Scraping the global civic tech community on GitHub, part 219 Nov 2015
After I shared the post about my little GitHub experiment in mySociety’s community mailing list, it became much more popular than I anticipated. In the meantime, I got some help to compile a more complete list of civic tech organizations on GitHub and spent all day scraping. Will the more complete list yield different results? Let’s see!
I want to emphasize again that GitHub is an inaccurate proxy to describe the global civic tech community. Individuals or groups who are not using GitHub’s social features (such as following or starring) are underrepresented in this data. Moreover, when we talk about civic tech on a global scale we are not only talking about developers. Naturally, activist groups are not using GitHub as much so they are underrepresented as well. Nevertheless, there are some interesting tendencies that this data reveals. If you’re interested, you can find my scraper here and the data used for this post here.
I also highly recommend to check Liliana Bounegru’s work on using GitHub to study data journalism and data activism with Digital Methods – this article heavily borrows from it!
The follower network
First, let’s recreate the follower network with the new dataset. Each node is a user; it’s color indicates the organization he or she belongs to, while the size of the nodes reflects the number of followers (the more the bigger):
maxogden still has a very central position and is best connected across different continents. In my last post, I suggested that this is due to his extensive use of GitHub’s social features and because he develops one of the most popular tools among civic hackers, dat. Meanwhile maxogden commented on it in mySociety’s community mailing list:
I’m guessing the reason I appear as a ‘hub’ is that I’ve had the privilege of being able to travel to the UK and Taiwan multiple times and meet the civic hacking communities there, as well as getting to contribute to open source civic hacking projects for the last 5 years more or less full time starting at Code for America in 2010. Hopefully over the next 5 years a lot more people will get the opportunity to get paid to work on civic software and travel to meet other communities!
I think his comment is very interesting because it points out how economic factors influence the structure of the network. It also underlines that the dominant European civic tech groups are stationed in the UK.

Listed records
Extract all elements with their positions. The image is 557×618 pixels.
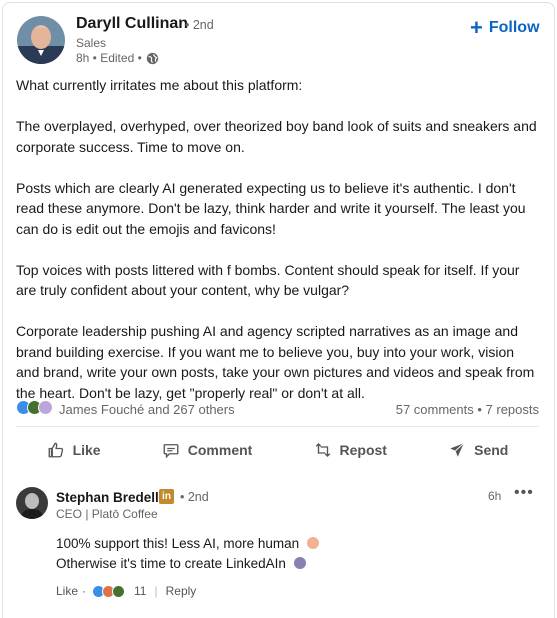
comment-line: 100% support this! Less AI, more human <box>56 534 319 554</box>
globe-icon <box>146 52 159 65</box>
comment-like-button[interactable]: Like <box>56 584 78 598</box>
dot-separator: · <box>82 584 87 598</box>
comment-line-text: 100% support this! Less AI, more human <box>56 536 300 551</box>
eyes-emoji-icon <box>293 557 306 569</box>
commenter-headline: CEO | Platō Coffee <box>56 507 158 521</box>
reaction-icons[interactable] <box>16 400 53 415</box>
comment-reaction-icons[interactable] <box>92 584 126 598</box>
reply-button[interactable]: Reply <box>166 584 197 598</box>
commenter-degree: • 2nd <box>180 490 209 504</box>
comment-line: Otherwise it's time to create LinkedAIn <box>56 554 319 574</box>
post-text: What currently irritates me about this p… <box>16 75 541 424</box>
send-button[interactable]: Send <box>438 435 518 465</box>
thumbs-up-icon <box>48 442 63 458</box>
comment-label: Comment <box>187 442 253 458</box>
connection-degree: • 2nd <box>185 18 214 32</box>
celebrate-reaction-icon <box>112 584 126 598</box>
reaction-names[interactable]: James Fouché and 267 others <box>59 402 235 417</box>
post-time: 8h • Edited • <box>76 51 142 65</box>
like-label: Like <box>72 442 101 458</box>
comment-reaction-count[interactable]: 11 <box>134 584 146 598</box>
follow-label: Follow <box>488 19 540 36</box>
commenter-avatar[interactable] <box>16 487 48 519</box>
post-paragraph: Top voices with posts littered with f bo… <box>16 261 520 299</box>
post-paragraph: Corporate leadership pushing AI and agen… <box>16 323 535 401</box>
comment-text: 100% support this! Less AI, more human O… <box>56 534 319 574</box>
like-button[interactable]: Like <box>37 435 111 465</box>
author-avatar[interactable] <box>17 16 65 64</box>
support-reaction-icon <box>38 400 53 415</box>
commenter-name[interactable]: Stephan Bredell <box>56 490 159 505</box>
send-label: Send <box>474 442 509 458</box>
handshake-emoji-icon <box>306 537 319 549</box>
comment-time: 6h <box>488 489 502 503</box>
author-name[interactable]: Daryll Cullinan <box>76 15 188 33</box>
comment-line-text: Otherwise it's time to create LinkedAIn <box>56 556 286 571</box>
separator: | <box>154 584 158 598</box>
plus-icon: + <box>470 15 483 40</box>
comment-button[interactable]: Comment <box>152 435 263 465</box>
post-paragraph: What currently irritates me about this p… <box>16 77 303 93</box>
repost-icon <box>315 443 330 457</box>
comment-actions: Like · 11 | Reply <box>56 584 196 598</box>
follow-button[interactable]: + Follow <box>470 15 540 40</box>
repost-label: Repost <box>339 442 387 458</box>
send-icon <box>450 442 465 457</box>
post-paragraph: The overplayed, overhyped, over theorize… <box>16 118 537 155</box>
more-options-button[interactable]: ••• <box>514 484 534 502</box>
comment-icon <box>163 444 179 459</box>
divider <box>16 426 539 427</box>
post-meta: 8h • Edited • <box>76 51 159 65</box>
post-paragraph: Posts which are clearly AI generated exp… <box>16 179 526 237</box>
comments-reposts-count[interactable]: 57 comments • 7 reposts <box>396 402 539 417</box>
repost-button[interactable]: Repost <box>304 435 397 465</box>
action-bar: Like Comment Repost Send <box>16 432 539 468</box>
linkedin-premium-icon: in <box>159 489 174 504</box>
author-headline: Sales <box>76 36 107 50</box>
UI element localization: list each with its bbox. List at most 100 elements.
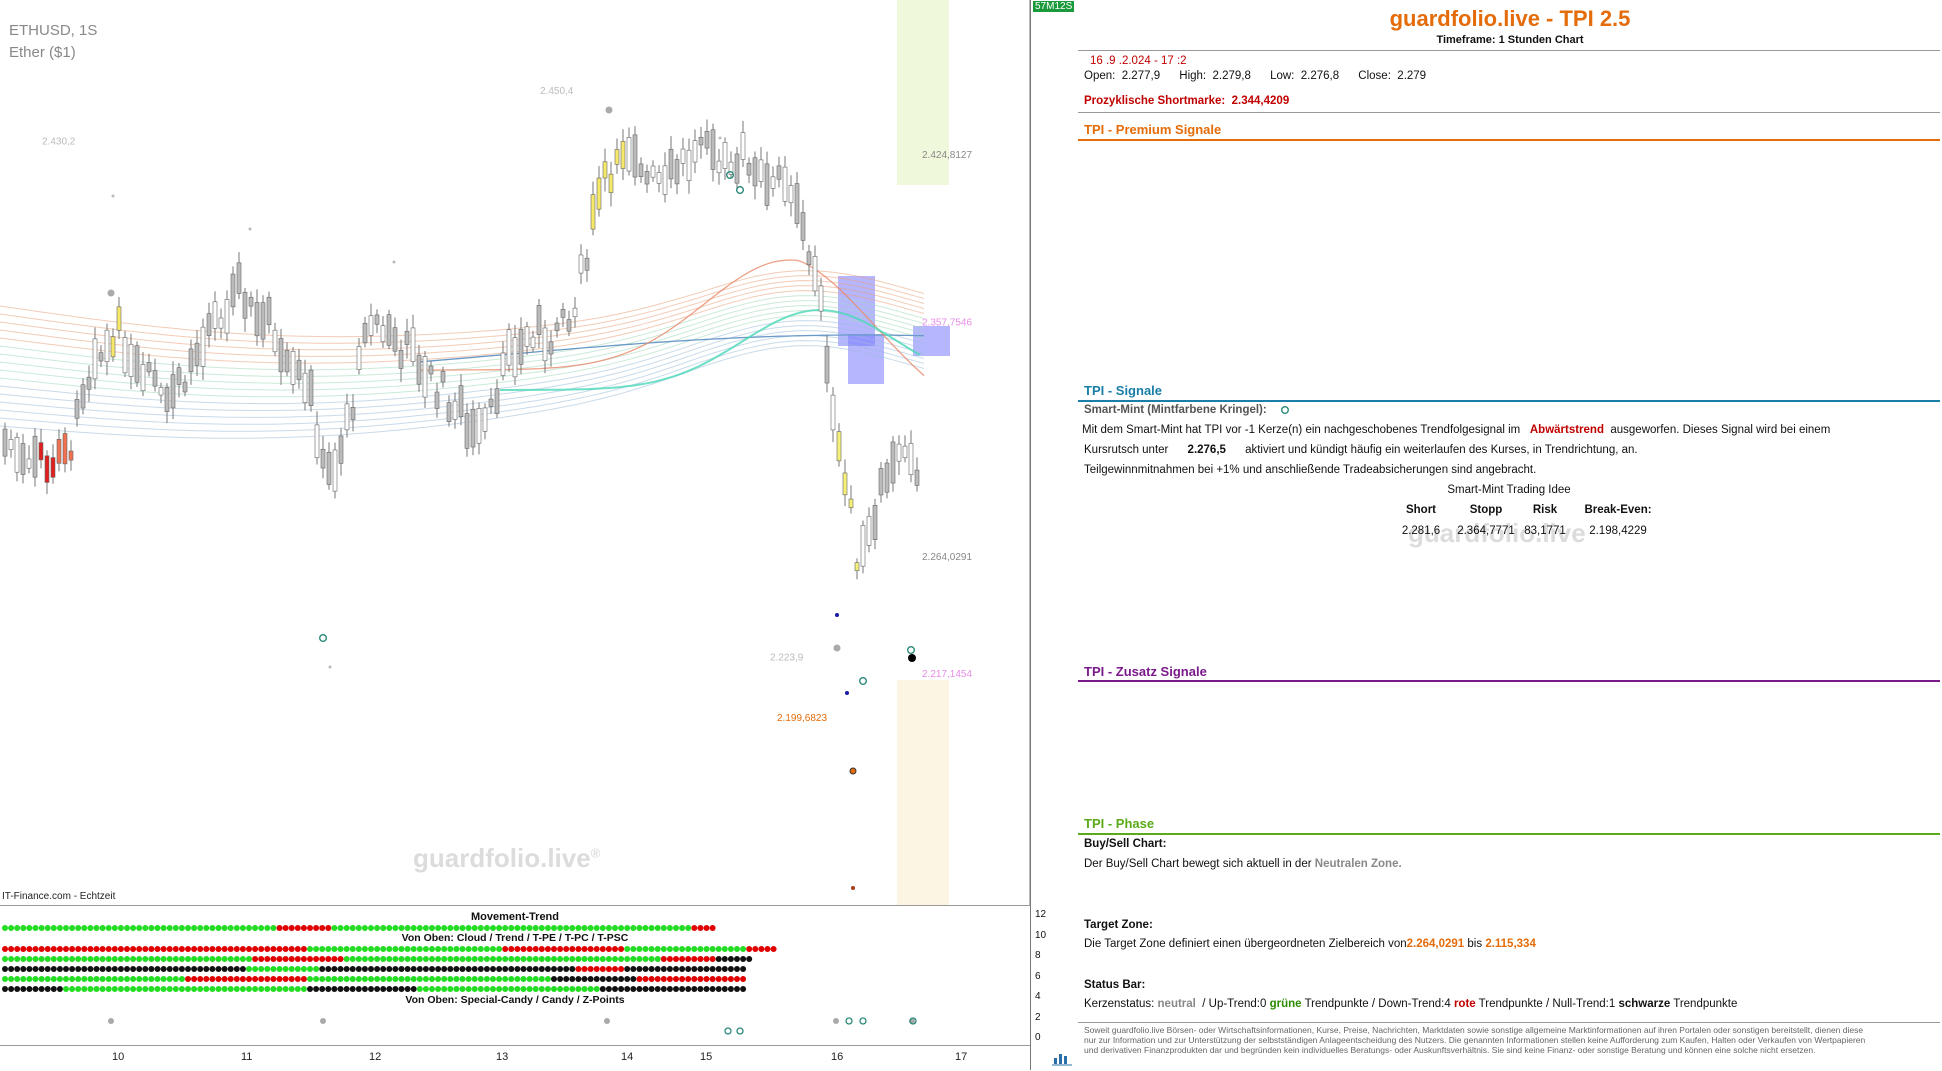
candle-body [566, 319, 572, 332]
trend-dot [221, 956, 228, 962]
trend-dot [343, 956, 350, 962]
trend-dot [361, 946, 368, 952]
trend-dot [502, 956, 509, 962]
trend-dot [398, 976, 405, 982]
trend-dot [709, 976, 716, 982]
trend-dot [587, 925, 594, 931]
trend-dot [258, 925, 265, 931]
trend-dot [178, 986, 185, 992]
trend-dot [105, 986, 112, 992]
trend-dot [276, 925, 283, 931]
trend-dot [691, 976, 698, 982]
trend-dot [410, 925, 417, 931]
trend-dot [459, 956, 466, 962]
candle-body [416, 354, 422, 385]
trend-dot [563, 956, 570, 962]
candle-body [518, 328, 524, 365]
trend-dot [331, 925, 338, 931]
trend-dot [612, 925, 618, 931]
trend-dot [154, 956, 161, 962]
trend-dot [502, 986, 509, 992]
trend-dot [404, 986, 411, 992]
trend-dot [44, 956, 51, 962]
trend-dot [636, 956, 643, 962]
trend-dot [154, 946, 161, 952]
trend-dot [605, 925, 612, 931]
trend-dot [349, 946, 356, 952]
candle-body [734, 153, 740, 184]
candle-body [788, 185, 794, 204]
trend-dot [477, 976, 484, 982]
candle-body [536, 305, 542, 335]
trend-dot [648, 946, 655, 952]
trend-dot [276, 976, 283, 982]
trend-dot [618, 986, 625, 992]
trend-dot [313, 966, 320, 972]
trend-dot [172, 925, 179, 931]
trend-dot [398, 986, 405, 992]
trend-dot [203, 925, 210, 931]
trend-dot [563, 946, 570, 952]
trend-dot [343, 925, 350, 931]
price-annotation: 2.264,0291 [922, 552, 972, 563]
signal-dot [248, 227, 252, 231]
candle-body [404, 330, 410, 345]
trend-dot [203, 986, 210, 992]
trend-dot [75, 946, 82, 952]
trend-dot [209, 986, 216, 992]
trend-dot [490, 925, 496, 931]
trend-dot [233, 925, 240, 931]
chart-settings-icon[interactable] [1052, 1050, 1072, 1066]
trend-dot [416, 925, 423, 931]
signal-dot [605, 106, 613, 114]
trend-dot [679, 956, 686, 962]
instrument-name: Ether ($1) [9, 44, 76, 61]
candle-body [590, 194, 596, 230]
trend-dot [618, 956, 625, 962]
trend-dot [99, 976, 106, 982]
trend-dot [26, 925, 33, 931]
movement-scale: 12 10 8 6 4 2 0 [1035, 906, 1065, 1046]
trend-dot [154, 986, 161, 992]
trend-dot [551, 946, 557, 952]
signal-dot [328, 665, 332, 669]
trend-dot [380, 925, 387, 931]
trend-dot [349, 956, 356, 962]
trend-dot [87, 986, 94, 992]
trend-dot [740, 956, 747, 962]
trend-dot [697, 925, 704, 931]
candle-body [158, 387, 164, 396]
trend-dot [38, 956, 45, 962]
trend-dot [14, 925, 21, 931]
trend-dot [111, 986, 118, 992]
trend-dot [56, 946, 63, 952]
chart-canvas[interactable]: 2.4802.4702.4602.4502.4402.4302.4202.410… [0, 0, 1030, 905]
trend-dot [136, 925, 143, 931]
candle-body [68, 450, 74, 461]
trend-dot [404, 946, 411, 952]
trend-dot [459, 966, 466, 972]
trend-dot [203, 966, 210, 972]
candy-ring [736, 1027, 744, 1035]
trend-dot [239, 956, 246, 962]
trend-dot [709, 925, 716, 931]
candle-body [2, 428, 8, 457]
mint-ring-icon [1280, 405, 1289, 414]
trend-dot [569, 986, 576, 992]
price-annotation: 2.357,7546 [922, 318, 972, 329]
trend-dot [734, 976, 740, 982]
candle-body [386, 314, 392, 346]
trend-dot [532, 966, 539, 972]
trend-dot [654, 986, 661, 992]
zusatz-divider [1078, 680, 1940, 682]
candle-body [44, 455, 50, 483]
trend-dot [416, 946, 423, 952]
trend-dot [349, 976, 356, 982]
price-chart[interactable]: 2.4802.4702.4602.4502.4402.4302.4202.410… [0, 0, 1075, 905]
trend-dot [654, 966, 661, 972]
trend-dot [2, 946, 8, 952]
trend-dot [557, 986, 564, 992]
trend-dot [605, 966, 612, 972]
trend-dot [209, 925, 216, 931]
trend-dot [691, 946, 698, 952]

To-do list
**a)** Answer these questions on the article on the civic tech community on GitHub:
(i) What does the size of each node in the follower network show?
(ii) Which tool popular among civic hackers does maxogden develop?
(iii) In which country are the dominant European civic tech groups stationed?
**b)** Please carry on the article on the civic tech community on GitHub from the point where it stops.
The material shown with this page is separate from the article on the civic tech community on GitHub.

Answers below
**a)**
(i) The number of followers.
(ii) dat.
(iii) The UK.

**b)**
Similar to the previous version we can see how the community groups up by region:
- On the right side, we have civic tech groups from Asia: g0v from Taiwan and Team POPONG from Korea.
- At the bottom we have the US cluster with Code for America, Sunlight Labs, Azavea and more.
- At the top left, we have the most diverse cluster, mainly with groups from Europe and Latin America (OKFN, mySociety, and Ciudadano Inteligente being the biggest groups), but also Sinar from Malaysia, several African groups (like Ushahidi or Code for Africa), Open North from Canada, or Open Australia.
Why are US groups and g0v relatively separate from the rest? One possible reason is size: g0v and Code for America are probably the biggest civic tech organizations, at least when it comes down to the number of developers. This means they have more connections among each other and thus get clustered in the graph. Whether there is really something like a ‘filter bubble’ going on I cannot tell.
The contributor network
As Zarino rightfully pointed out, we might get a more realistic picture of actual community ties when we look at who contributes to repos. I suggest that we can best understand the follower network above as a proxy for exchange (of ideas etc.), while the contributor network is more a proxy for collaboration. This time the color of the edges illustrates to which organization a repo belongs, while the size of the nodes reflects how many repositories a user has contributed to (the more the bigger):
This network is a lot busier. I should point out that I had to filter out nodes with a low degree range to allow the remaining nodes to group up nicely. This means, to be precise, that every user who has contributed to less than five repos is filtered out.
- First, there are some important similarities to the follower network: US groups are relatively close and separate from the rest, while groups from Europe, Latin America, Australia and elsewhere are close to each other at the bottom. However, we can see that Sunlight Labs has closer ties to Europe than Code for America.
- When we look at collaboration, g0v seems to have much more ties to European groups than to the US.
- It’s interesting how the African groups split up here. In the follower network above they were close to each other and to the European groups. Here, Ushahidi is far outside on the right, while Code for Africa and Code for South Africa are much closer to the European and Latin American groups. It seems there is a lot of exchange, but not much collaboration between Ushahidi and groups from Europe or elsewhere.
- An Asian group which was almost invisible in the follower network is much more prominent here: Neo from Singapore. Despite being geographically close to g0v (relatively speaking) they do not seem to collaborate very much. Moreover, Neo seems to be closer to US groups, while g0v is closer to Europe.
- maxogden lost his central position. When we look at where he works or where he contributes to, he is much closer to the US groups than to other groups around the world (you can find his node above the ‘Sunlight Labs’ label).
- In case anybody wonders: Rufus Pollock aka rgrp from Open Knowledge contributed to the most repos.
- In the middle, the different clusters seem to be connected by a relatively thin web of tools which are popular among civic hackers but do not necessarily belong to any civic tech organization (like Discourse).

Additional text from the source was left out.